»»
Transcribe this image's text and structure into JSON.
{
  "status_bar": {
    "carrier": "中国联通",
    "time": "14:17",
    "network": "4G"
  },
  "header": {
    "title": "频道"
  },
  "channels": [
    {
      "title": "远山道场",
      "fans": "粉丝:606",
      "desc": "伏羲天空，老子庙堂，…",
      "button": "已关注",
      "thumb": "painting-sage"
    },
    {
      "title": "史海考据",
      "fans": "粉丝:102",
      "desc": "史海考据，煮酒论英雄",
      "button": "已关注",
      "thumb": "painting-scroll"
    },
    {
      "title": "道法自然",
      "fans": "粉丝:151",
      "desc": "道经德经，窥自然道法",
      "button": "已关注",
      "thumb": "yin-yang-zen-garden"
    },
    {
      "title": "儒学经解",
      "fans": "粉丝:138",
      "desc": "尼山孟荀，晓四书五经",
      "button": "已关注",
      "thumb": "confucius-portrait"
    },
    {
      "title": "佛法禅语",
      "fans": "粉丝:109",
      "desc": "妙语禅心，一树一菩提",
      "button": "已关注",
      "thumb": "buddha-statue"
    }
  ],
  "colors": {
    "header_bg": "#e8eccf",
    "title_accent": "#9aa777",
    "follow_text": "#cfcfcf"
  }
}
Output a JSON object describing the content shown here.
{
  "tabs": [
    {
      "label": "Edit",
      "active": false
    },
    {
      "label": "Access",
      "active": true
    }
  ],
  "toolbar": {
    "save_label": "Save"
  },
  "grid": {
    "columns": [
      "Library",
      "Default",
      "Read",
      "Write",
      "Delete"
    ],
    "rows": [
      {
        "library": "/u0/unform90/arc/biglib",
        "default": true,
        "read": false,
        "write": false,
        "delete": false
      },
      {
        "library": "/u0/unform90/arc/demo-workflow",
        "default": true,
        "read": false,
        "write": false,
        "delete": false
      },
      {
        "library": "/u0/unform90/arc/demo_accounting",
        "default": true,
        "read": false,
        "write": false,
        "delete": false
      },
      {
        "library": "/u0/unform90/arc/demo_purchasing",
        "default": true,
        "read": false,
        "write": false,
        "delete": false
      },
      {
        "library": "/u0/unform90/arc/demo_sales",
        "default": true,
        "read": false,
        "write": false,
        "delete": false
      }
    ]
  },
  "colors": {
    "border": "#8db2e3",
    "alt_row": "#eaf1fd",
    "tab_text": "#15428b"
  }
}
««
■ Task objective ■
All of the lines above must be returned exactly.

■ Result ■
Transcribe this image's text and structure into JSON.
{
  "status_bar": {
    "carrier": "中国联通",
    "time": "14:17",
    "network": "4G"
  },
  "header": {
    "title": "频道"
  },
  "channels": [
    {
      "title": "远山道场",
      "fans": "粉丝:606",
      "desc": "伏羲天空，老子庙堂，…",
      "button": "已关注",
      "thumb": "painting-sage"
    },
    {
      "title": "史海考据",
      "fans": "粉丝:102",
      "desc": "史海考据，煮酒论英雄",
      "button": "已关注",
      "thumb": "painting-scroll"
    },
    {
      "title": "道法自然",
      "fans": "粉丝:151",
      "desc": "道经德经，窥自然道法",
      "button": "已关注",
      "thumb": "yin-yang-zen-garden"
    },
    {
      "title": "儒学经解",
      "fans": "粉丝:138",
      "desc": "尼山孟荀，晓四书五经",
      "button": "已关注",
      "thumb": "confucius-portrait"
    },
    {
      "title": "佛法禅语",
      "fans": "粉丝:109",
      "desc": "妙语禅心，一树一菩提",
      "button": "已关注",
      "thumb": "buddha-statue"
    }
  ],
  "colors": {
    "header_bg": "#e8eccf",
    "title_accent": "#9aa777",
    "follow_text": "#cfcfcf"
  }
}
Output a JSON object describing the content shown here.
{
  "tabs": [
    {
      "label": "Edit",
      "active": false
    },
    {
      "label": "Access",
      "active": true
    }
  ],
  "toolbar": {
    "save_label": "Save"
  },
  "grid": {
    "columns": [
      "Library",
      "Default",
      "Read",
      "Write",
      "Delete"
    ],
    "rows": [
      {
        "library": "/u0/unform90/arc/biglib",
        "default": true,
        "read": false,
        "write": false,
        "delete": false
      },
      {
        "library": "/u0/unform90/arc/demo-workflow",
        "default": true,
        "read": false,
        "write": false,
        "delete": false
      },
      {
        "library": "/u0/unform90/arc/demo_accounting",
        "default": true,
        "read": false,
        "write": false,
        "delete": false
      },
      {
        "library": "/u0/unform90/arc/demo_purchasing",
        "default": true,
        "read": false,
        "write": false,
        "delete": false
      },
      {
        "library": "/u0/unform90/arc/demo_sales",
        "default": true,
        "read": false,
        "write": false,
        "delete": false
      }
    ]
  },
  "colors": {
    "border": "#8db2e3",
    "alt_row": "#eaf1fd",
    "tab_text": "#15428b"
  }
}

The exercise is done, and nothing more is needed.